(Excerpt from a dataset)
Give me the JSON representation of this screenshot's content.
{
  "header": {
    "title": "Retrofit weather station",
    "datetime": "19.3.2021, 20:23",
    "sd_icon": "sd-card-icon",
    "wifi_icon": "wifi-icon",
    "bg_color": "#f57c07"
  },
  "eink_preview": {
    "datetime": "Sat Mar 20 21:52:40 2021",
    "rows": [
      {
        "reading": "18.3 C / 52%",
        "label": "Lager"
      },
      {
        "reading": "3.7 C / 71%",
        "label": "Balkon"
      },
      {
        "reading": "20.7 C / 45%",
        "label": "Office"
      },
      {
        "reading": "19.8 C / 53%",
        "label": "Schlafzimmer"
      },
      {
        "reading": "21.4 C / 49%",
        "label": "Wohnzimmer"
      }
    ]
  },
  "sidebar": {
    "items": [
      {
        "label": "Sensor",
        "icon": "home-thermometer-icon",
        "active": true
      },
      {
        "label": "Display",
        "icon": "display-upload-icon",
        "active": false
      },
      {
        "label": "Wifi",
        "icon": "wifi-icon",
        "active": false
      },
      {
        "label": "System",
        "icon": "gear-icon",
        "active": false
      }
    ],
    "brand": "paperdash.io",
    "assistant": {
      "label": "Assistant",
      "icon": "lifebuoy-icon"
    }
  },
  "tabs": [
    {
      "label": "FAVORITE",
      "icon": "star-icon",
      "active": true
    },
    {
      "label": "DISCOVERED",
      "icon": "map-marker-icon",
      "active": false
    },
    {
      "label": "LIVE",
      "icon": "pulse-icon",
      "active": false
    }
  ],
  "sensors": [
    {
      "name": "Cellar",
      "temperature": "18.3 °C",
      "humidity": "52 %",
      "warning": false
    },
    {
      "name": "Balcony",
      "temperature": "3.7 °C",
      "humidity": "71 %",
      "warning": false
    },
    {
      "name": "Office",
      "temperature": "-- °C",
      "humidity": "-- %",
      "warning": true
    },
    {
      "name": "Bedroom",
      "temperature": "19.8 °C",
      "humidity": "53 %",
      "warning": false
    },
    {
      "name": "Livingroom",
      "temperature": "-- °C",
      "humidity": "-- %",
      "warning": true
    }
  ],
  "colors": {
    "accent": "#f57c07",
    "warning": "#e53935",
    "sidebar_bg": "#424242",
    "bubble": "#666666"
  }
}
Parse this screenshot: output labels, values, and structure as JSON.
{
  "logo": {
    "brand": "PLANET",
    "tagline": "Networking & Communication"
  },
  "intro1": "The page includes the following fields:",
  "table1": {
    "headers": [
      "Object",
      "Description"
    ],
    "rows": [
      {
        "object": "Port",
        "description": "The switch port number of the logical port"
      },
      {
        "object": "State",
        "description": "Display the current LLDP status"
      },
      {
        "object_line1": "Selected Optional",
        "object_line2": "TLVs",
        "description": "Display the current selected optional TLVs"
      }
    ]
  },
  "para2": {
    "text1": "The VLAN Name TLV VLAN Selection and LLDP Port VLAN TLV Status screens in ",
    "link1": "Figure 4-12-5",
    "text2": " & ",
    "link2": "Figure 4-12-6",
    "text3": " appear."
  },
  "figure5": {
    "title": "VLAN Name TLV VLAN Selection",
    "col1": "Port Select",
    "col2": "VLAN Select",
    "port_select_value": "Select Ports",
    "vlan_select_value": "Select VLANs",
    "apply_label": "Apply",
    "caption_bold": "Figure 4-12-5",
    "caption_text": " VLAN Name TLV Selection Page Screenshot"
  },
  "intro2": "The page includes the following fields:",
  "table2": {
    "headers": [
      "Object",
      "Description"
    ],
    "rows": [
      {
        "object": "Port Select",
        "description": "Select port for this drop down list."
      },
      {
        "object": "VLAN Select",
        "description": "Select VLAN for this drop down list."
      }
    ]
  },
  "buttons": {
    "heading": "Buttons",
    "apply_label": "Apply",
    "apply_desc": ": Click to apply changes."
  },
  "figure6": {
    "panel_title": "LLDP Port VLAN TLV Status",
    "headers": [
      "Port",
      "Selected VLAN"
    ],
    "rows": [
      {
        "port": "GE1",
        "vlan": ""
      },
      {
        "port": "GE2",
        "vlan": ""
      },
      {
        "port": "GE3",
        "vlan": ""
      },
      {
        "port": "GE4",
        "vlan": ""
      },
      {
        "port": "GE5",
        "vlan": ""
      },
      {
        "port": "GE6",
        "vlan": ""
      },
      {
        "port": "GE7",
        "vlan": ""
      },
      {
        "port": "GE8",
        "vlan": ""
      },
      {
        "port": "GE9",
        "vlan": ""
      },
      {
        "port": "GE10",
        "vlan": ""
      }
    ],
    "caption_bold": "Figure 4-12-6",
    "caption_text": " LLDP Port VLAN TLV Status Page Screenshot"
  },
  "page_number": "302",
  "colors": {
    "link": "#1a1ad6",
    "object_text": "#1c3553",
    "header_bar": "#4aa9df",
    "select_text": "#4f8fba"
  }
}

WORK INSTRUCTIONS: Tally the lines in the records above that contain the word "datetime", and give only that number.

PROBLEM SOLUTION: 2